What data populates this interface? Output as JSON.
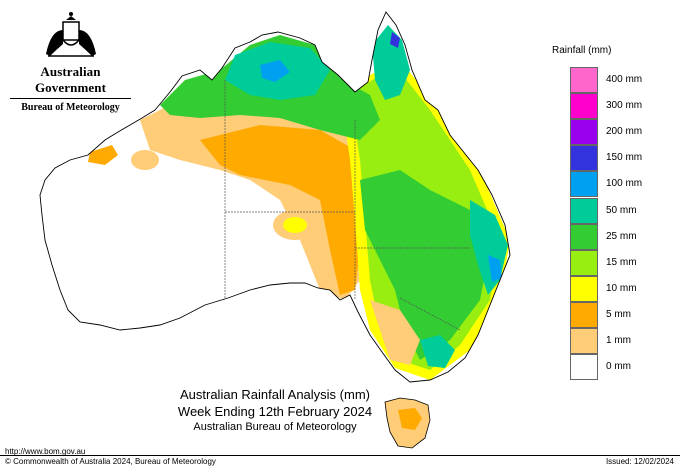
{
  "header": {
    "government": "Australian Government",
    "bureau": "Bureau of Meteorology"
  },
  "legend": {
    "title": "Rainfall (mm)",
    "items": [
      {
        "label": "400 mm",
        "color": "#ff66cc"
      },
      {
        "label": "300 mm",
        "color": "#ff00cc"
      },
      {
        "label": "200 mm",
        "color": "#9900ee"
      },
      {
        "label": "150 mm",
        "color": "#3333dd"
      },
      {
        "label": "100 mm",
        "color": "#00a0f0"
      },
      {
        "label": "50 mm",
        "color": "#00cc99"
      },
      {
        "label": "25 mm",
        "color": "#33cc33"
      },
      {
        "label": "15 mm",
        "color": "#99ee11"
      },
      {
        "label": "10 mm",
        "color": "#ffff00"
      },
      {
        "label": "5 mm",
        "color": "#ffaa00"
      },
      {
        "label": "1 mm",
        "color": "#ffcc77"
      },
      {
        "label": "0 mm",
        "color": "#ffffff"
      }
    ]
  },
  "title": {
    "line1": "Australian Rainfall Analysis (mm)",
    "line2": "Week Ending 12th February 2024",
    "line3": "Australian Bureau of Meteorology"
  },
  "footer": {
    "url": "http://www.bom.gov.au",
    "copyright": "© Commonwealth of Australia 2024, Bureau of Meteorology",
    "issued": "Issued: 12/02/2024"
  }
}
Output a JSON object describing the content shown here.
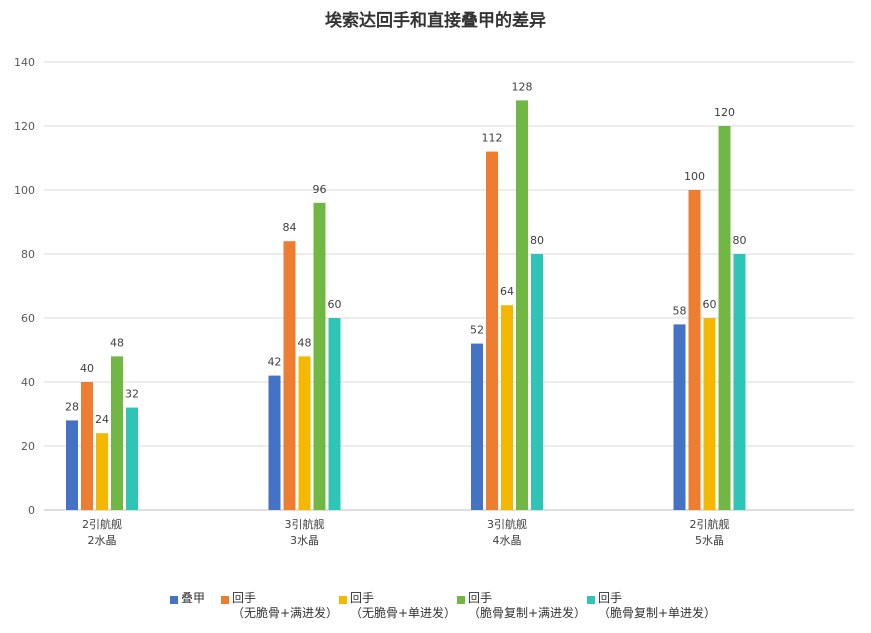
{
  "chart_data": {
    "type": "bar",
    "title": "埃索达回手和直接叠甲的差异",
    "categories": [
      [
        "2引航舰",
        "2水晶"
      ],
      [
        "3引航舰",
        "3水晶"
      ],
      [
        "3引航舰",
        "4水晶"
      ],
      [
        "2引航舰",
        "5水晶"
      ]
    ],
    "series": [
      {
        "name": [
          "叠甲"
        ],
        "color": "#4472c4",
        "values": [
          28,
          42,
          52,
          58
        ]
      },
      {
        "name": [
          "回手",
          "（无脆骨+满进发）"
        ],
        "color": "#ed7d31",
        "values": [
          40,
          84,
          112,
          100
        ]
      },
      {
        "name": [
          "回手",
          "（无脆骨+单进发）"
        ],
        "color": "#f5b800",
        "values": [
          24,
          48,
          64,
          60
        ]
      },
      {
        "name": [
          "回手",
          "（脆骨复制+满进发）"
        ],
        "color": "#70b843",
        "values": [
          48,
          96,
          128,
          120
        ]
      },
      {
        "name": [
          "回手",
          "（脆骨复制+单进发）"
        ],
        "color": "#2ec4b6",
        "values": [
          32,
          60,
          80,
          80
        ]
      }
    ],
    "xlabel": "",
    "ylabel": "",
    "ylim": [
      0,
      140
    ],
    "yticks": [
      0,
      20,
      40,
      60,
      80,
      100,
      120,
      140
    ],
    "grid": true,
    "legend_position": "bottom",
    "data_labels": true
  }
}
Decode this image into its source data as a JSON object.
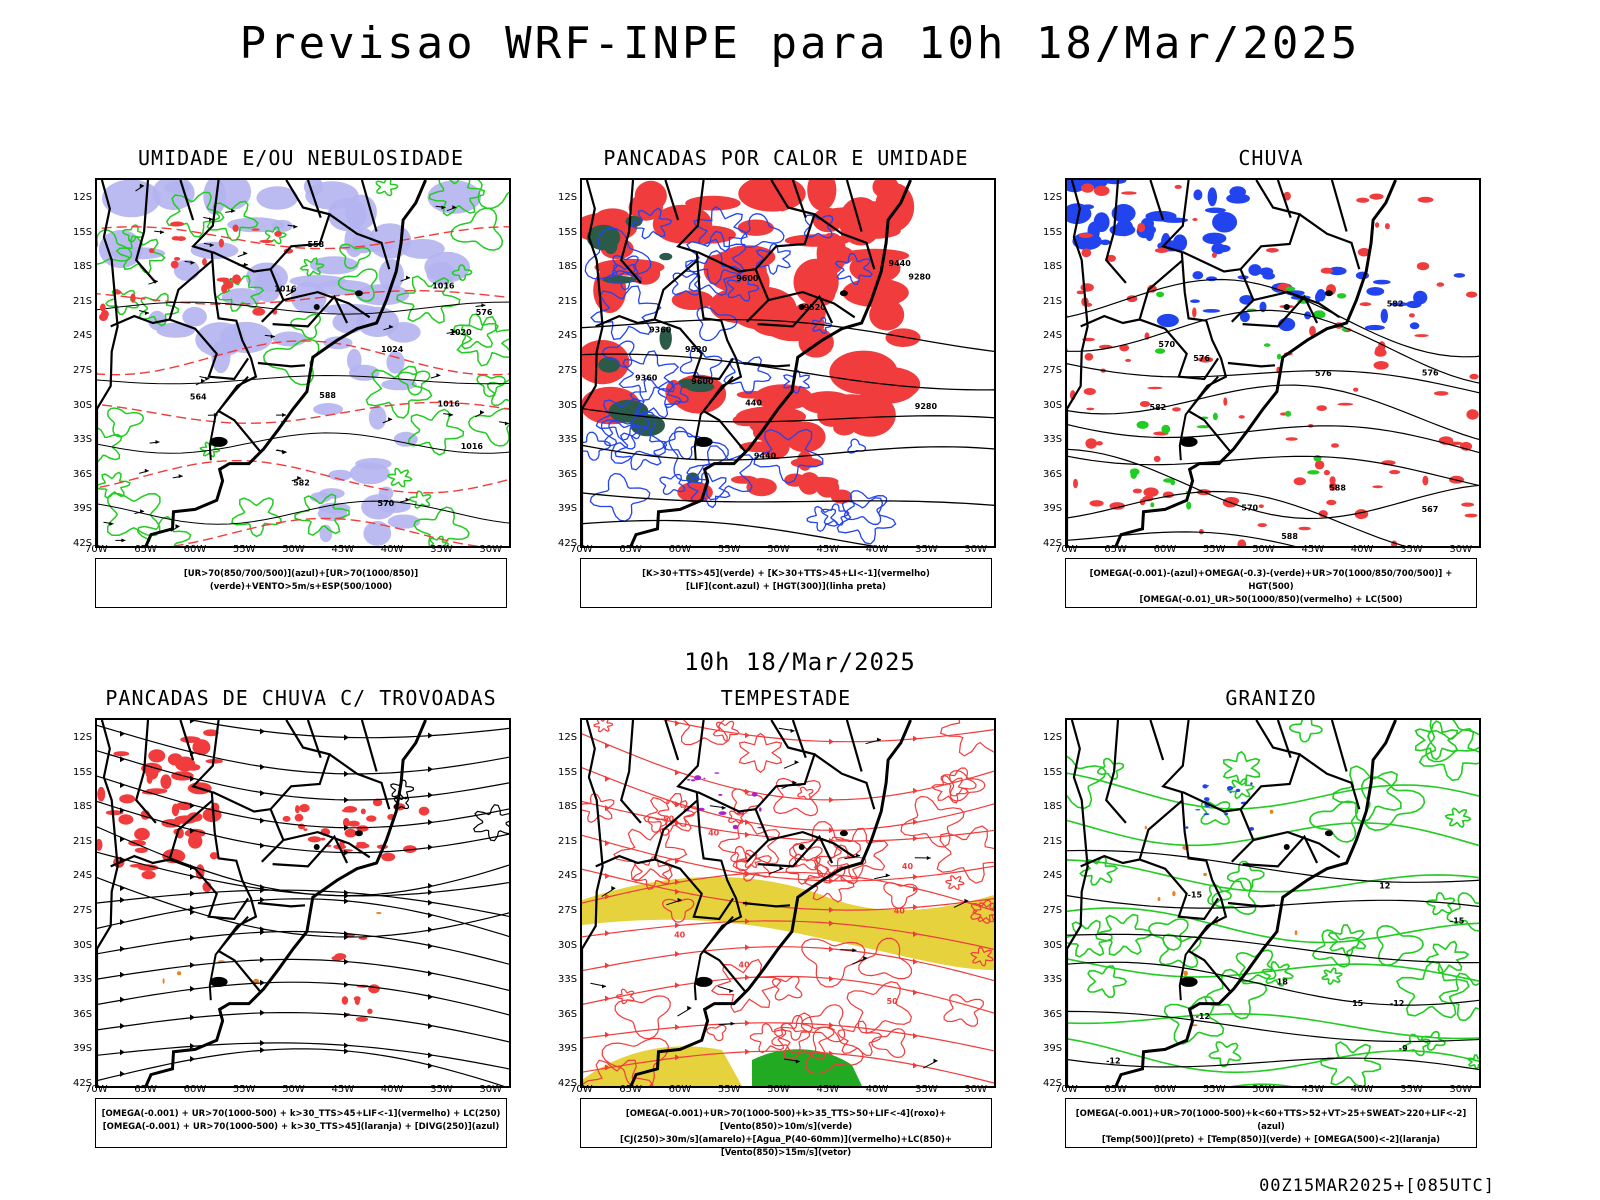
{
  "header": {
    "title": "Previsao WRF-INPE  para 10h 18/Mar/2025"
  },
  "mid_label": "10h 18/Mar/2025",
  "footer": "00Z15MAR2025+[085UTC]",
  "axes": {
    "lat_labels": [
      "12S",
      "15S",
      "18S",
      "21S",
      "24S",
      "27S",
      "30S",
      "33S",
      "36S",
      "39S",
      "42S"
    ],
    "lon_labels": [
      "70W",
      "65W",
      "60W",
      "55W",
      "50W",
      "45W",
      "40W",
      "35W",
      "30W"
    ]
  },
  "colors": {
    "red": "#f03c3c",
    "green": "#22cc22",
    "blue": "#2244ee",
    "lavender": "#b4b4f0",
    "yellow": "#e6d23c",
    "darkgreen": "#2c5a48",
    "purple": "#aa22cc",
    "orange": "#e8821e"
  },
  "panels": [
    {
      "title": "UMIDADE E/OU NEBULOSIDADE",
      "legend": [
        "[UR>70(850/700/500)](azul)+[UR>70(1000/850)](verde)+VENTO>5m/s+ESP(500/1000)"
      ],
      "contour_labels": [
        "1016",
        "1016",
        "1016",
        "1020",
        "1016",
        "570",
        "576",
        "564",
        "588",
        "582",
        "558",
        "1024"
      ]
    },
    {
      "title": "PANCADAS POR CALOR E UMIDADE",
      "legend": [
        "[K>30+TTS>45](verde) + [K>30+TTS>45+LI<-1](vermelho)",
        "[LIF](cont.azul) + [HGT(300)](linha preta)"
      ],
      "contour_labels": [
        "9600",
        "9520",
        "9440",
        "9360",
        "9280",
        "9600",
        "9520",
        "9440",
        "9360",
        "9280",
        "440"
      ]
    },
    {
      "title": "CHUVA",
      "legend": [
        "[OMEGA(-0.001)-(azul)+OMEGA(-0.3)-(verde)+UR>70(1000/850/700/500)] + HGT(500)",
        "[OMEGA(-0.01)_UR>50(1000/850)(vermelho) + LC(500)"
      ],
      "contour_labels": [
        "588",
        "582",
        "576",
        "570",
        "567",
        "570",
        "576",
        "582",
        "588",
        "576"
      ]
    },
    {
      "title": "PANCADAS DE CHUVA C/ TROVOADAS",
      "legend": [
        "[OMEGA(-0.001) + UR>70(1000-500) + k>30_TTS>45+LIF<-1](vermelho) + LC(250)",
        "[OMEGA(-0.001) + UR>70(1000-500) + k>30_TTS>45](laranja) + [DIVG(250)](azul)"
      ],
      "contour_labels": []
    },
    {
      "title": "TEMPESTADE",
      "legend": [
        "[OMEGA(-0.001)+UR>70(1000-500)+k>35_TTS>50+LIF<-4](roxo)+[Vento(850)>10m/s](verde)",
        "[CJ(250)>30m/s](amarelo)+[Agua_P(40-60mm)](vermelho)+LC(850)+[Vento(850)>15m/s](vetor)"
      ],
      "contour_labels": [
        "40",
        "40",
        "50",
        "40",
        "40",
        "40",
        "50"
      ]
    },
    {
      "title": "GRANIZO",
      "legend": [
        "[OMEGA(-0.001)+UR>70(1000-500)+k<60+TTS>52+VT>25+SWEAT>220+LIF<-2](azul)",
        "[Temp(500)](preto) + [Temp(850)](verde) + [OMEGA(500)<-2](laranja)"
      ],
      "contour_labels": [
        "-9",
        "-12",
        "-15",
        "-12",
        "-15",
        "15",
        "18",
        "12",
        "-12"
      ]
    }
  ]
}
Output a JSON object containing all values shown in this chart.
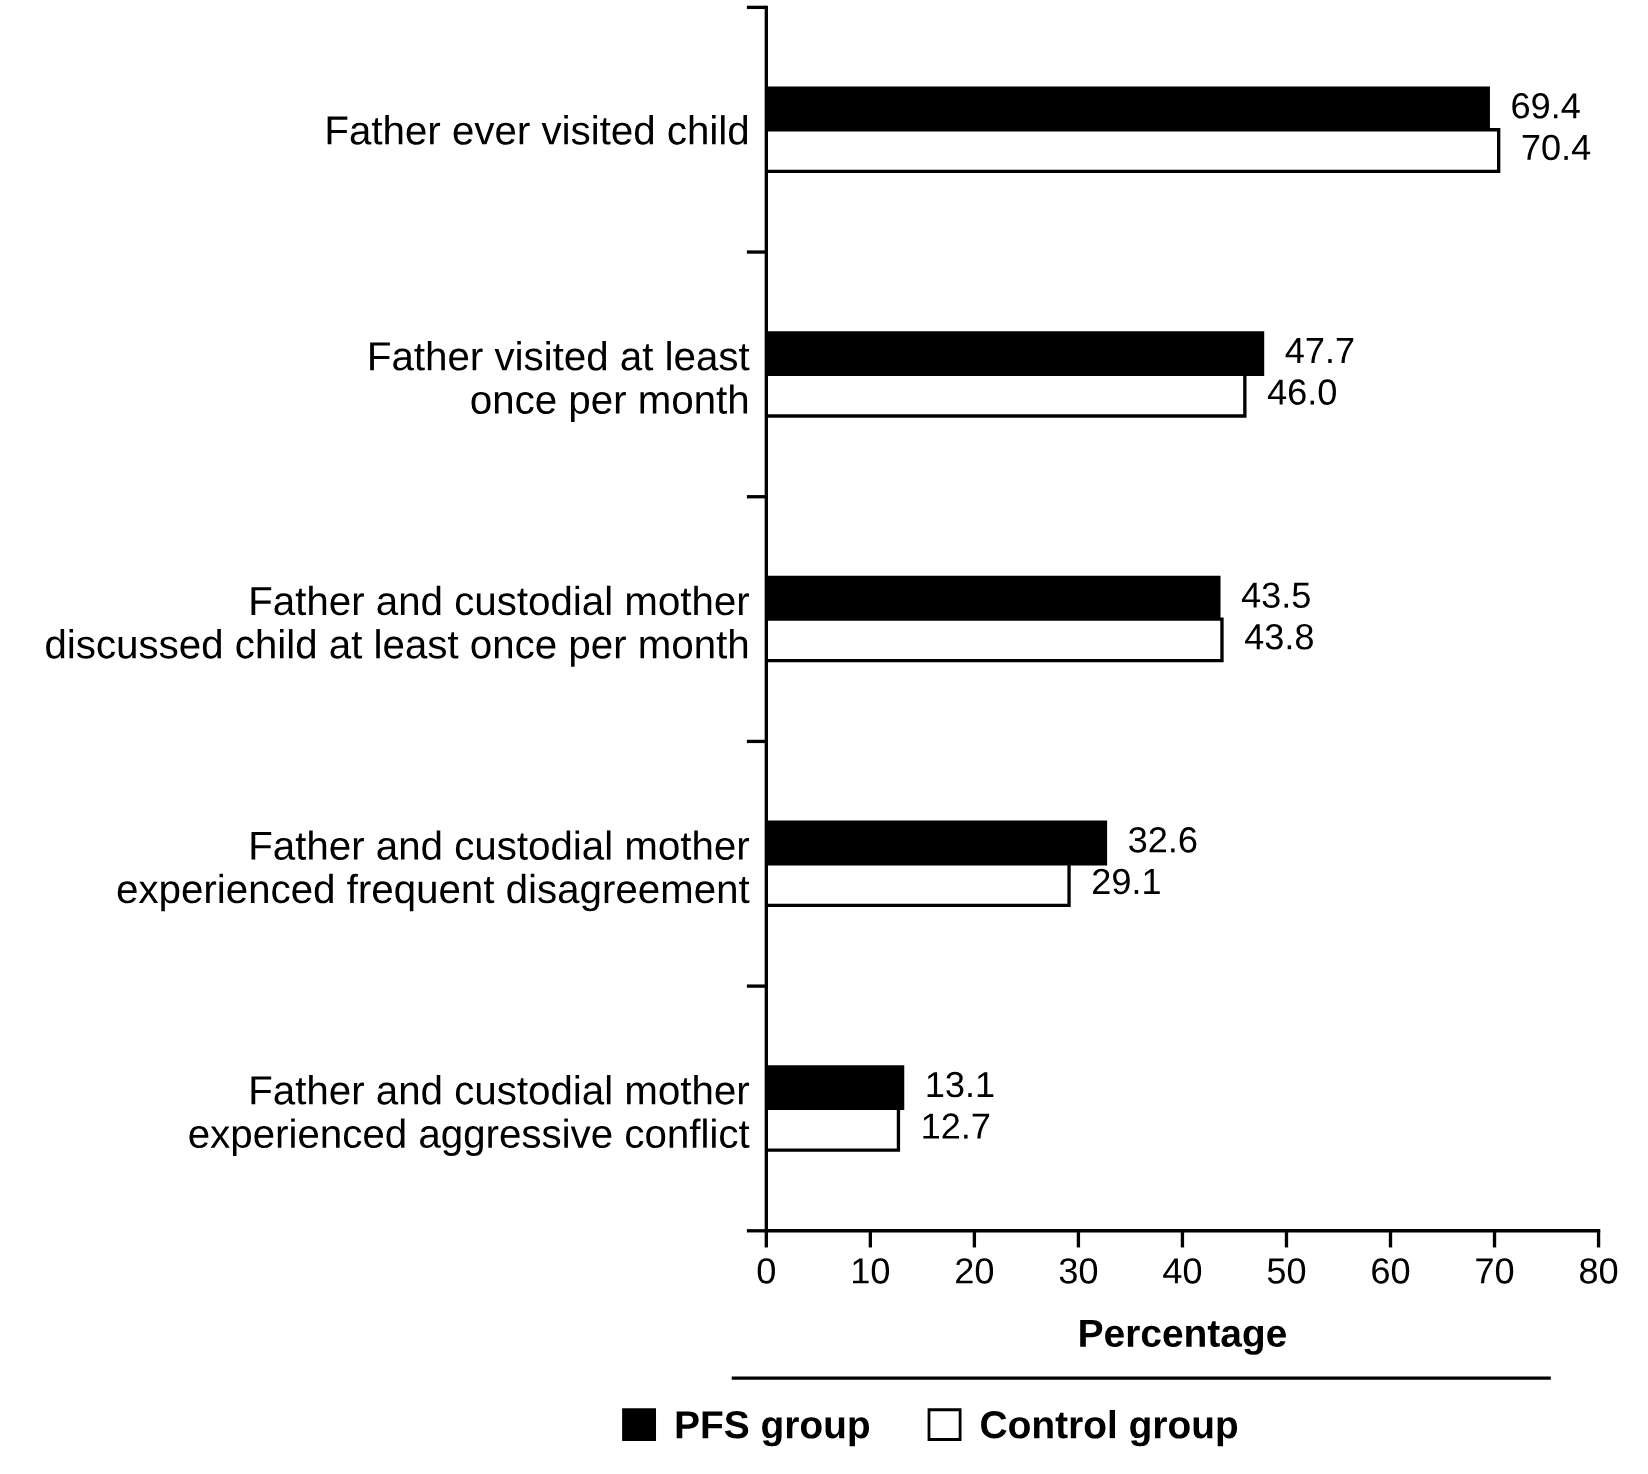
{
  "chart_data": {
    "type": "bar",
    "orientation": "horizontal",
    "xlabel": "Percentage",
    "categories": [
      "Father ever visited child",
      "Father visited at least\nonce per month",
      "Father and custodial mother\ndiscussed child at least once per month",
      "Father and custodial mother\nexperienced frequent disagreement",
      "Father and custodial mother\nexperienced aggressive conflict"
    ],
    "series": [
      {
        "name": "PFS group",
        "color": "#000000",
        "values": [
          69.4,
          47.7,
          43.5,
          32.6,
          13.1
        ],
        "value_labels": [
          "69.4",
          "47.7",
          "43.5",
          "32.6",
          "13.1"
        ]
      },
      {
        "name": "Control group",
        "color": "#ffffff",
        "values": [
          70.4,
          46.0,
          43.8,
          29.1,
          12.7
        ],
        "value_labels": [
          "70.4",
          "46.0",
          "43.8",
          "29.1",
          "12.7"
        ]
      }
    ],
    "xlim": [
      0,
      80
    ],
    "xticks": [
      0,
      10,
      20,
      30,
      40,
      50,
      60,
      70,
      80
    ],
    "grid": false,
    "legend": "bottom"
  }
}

==*==

◆ **Exercise task**: Single out each line of the records above with the string "title" in it, and copy it.

◆ **The solution**:
    "title": "Rainfall (mm)",
  "title": {
    "title": "埃索达回手和直接叠甲的差异",
    "title": "Previsao WRF-INPE  para 10h 18/Mar/2025"
      "title": "UMIDADE E/OU NEBULOSIDADE",
      "title": "PANCADAS POR CALOR E UMIDADE",
      "title": "CHUVA",
      "title": "PANCADAS DE CHUVA C/ TROVOADAS",
      "title": "TEMPESTADE",
      "title": "GRANIZO",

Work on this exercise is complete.